▸ **PROBLEM STATEMENT**
Reproduce every entry that follows word for word, but omit the images.

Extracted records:
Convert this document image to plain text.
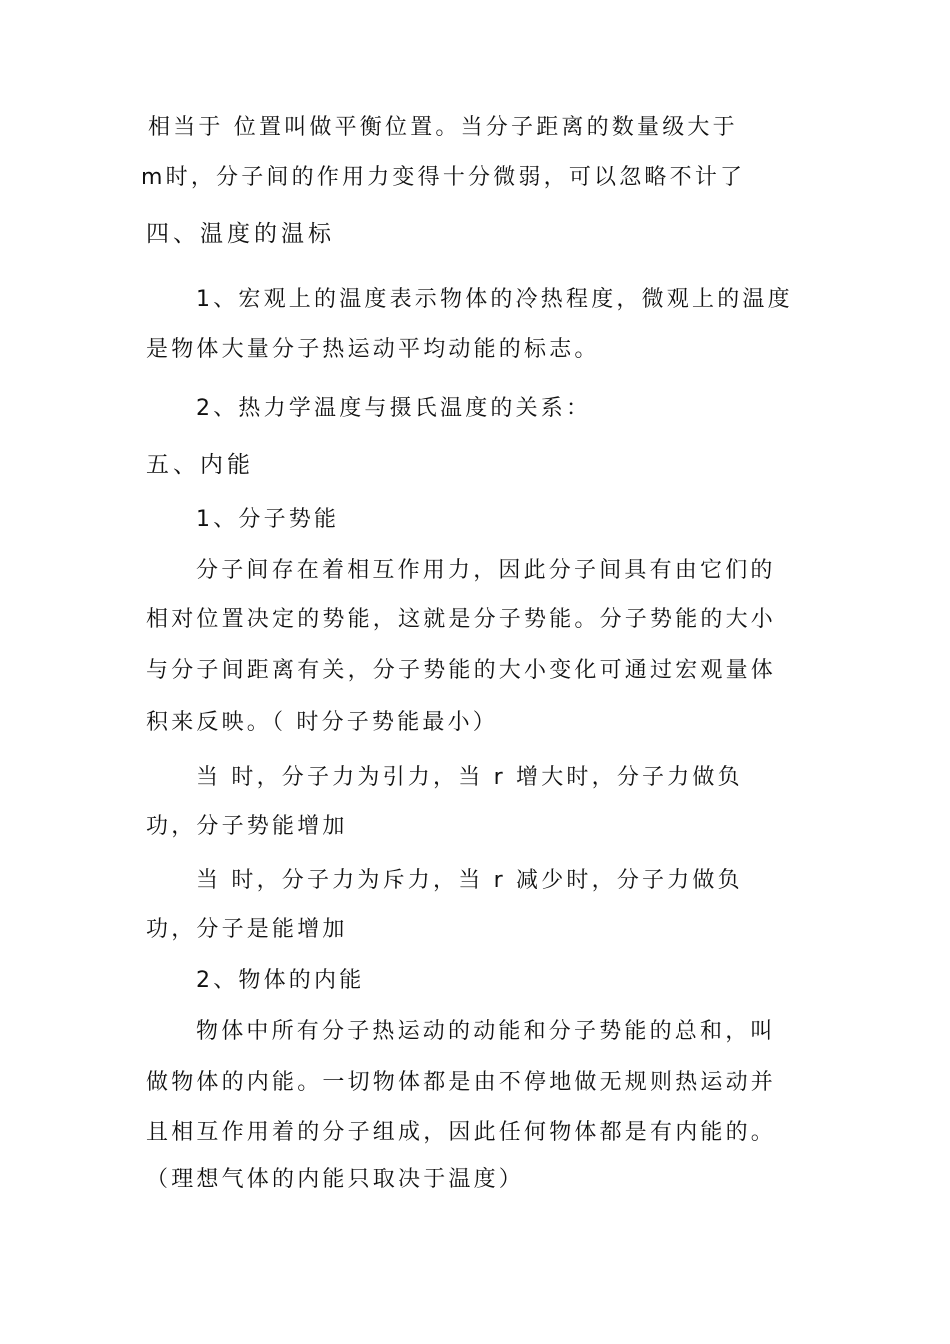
相当于 位置叫做平衡位置。当分子距离的数量级大于
m时，分子间的作用力变得十分微弱，可以忽略不计了
四、温度的温标
1、宏观上的温度表示物体的冷热程度，微观上的温度
是物体大量分子热运动平均动能的标志。
2、热力学温度与摄氏温度的关系：
五、内能
1、分子势能
分子间存在着相互作用力，因此分子间具有由它们的
相对位置决定的势能，这就是分子势能。分子势能的大小
与分子间距离有关，分子势能的大小变化可通过宏观量体
积来反映。（ 时分子势能最小）
当 时，分子力为引力，当 r 增大时，分子力做负
功，分子势能增加
当 时，分子力为斥力，当 r 减少时，分子力做负
功，分子是能增加
2、物体的内能
物体中所有分子热运动的动能和分子势能的总和，叫
做物体的内能。一切物体都是由不停地做无规则热运动并
且相互作用着的分子组成，因此任何物体都是有内能的。
（理想气体的内能只取决于温度）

▸ **CORRECT RESULT**
Convert this document image to plain text.
相当于 位置叫做平衡位置。当分子距离的数量级大于
m时，分子间的作用力变得十分微弱，可以忽略不计了
四、温度的温标
1、宏观上的温度表示物体的冷热程度，微观上的温度
是物体大量分子热运动平均动能的标志。
2、热力学温度与摄氏温度的关系：
五、内能
1、分子势能
分子间存在着相互作用力，因此分子间具有由它们的
相对位置决定的势能，这就是分子势能。分子势能的大小
与分子间距离有关，分子势能的大小变化可通过宏观量体
积来反映。（ 时分子势能最小）
当 时，分子力为引力，当 r 增大时，分子力做负
功，分子势能增加
当 时，分子力为斥力，当 r 减少时，分子力做负
功，分子是能增加
2、物体的内能
物体中所有分子热运动的动能和分子势能的总和，叫
做物体的内能。一切物体都是由不停地做无规则热运动并
且相互作用着的分子组成，因此任何物体都是有内能的。
（理想气体的内能只取决于温度）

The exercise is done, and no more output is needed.